Gather, from the data below, each line in which the word "with" occurs.

**Data supplied**
··········

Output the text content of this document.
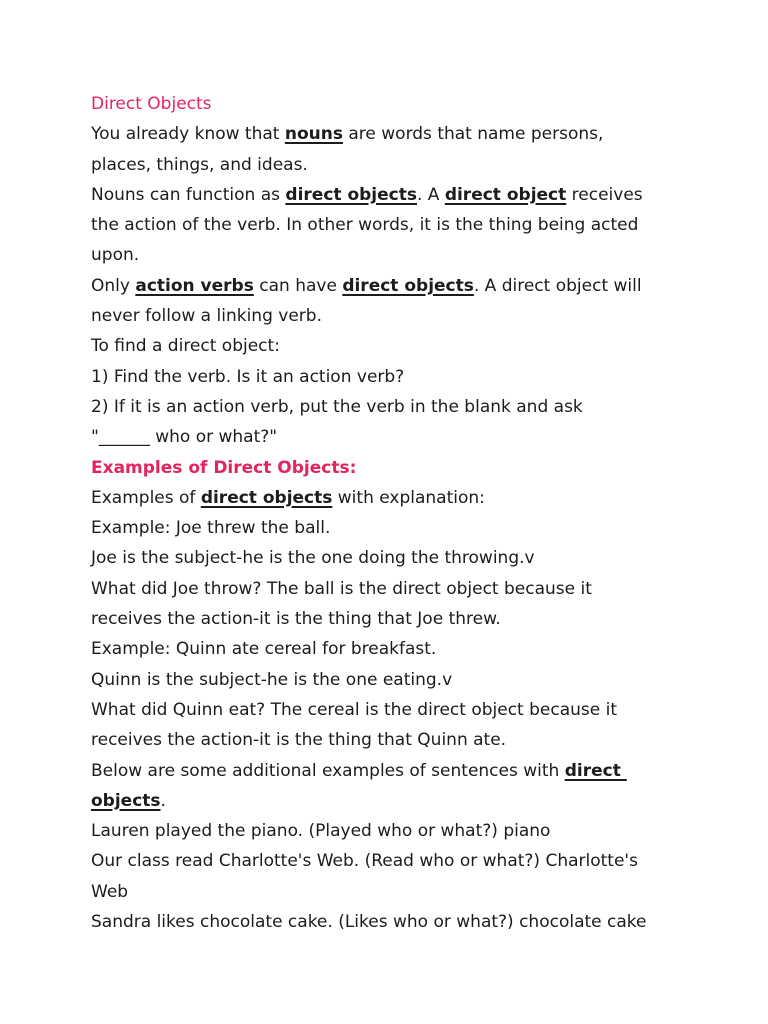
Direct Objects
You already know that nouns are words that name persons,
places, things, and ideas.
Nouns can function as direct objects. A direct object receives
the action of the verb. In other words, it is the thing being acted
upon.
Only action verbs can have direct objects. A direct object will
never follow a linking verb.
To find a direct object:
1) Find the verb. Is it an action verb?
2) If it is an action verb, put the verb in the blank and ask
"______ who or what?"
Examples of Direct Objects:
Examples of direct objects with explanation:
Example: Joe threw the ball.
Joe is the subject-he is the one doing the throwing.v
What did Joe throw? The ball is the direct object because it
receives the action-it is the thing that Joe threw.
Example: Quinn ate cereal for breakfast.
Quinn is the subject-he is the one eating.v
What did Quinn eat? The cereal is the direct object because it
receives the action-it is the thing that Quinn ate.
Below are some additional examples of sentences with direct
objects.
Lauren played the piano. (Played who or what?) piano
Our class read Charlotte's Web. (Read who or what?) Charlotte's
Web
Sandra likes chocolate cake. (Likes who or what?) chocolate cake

··········

**Answer to this task**
Examples of direct objects with explanation:
Below are some additional examples of sentences with direct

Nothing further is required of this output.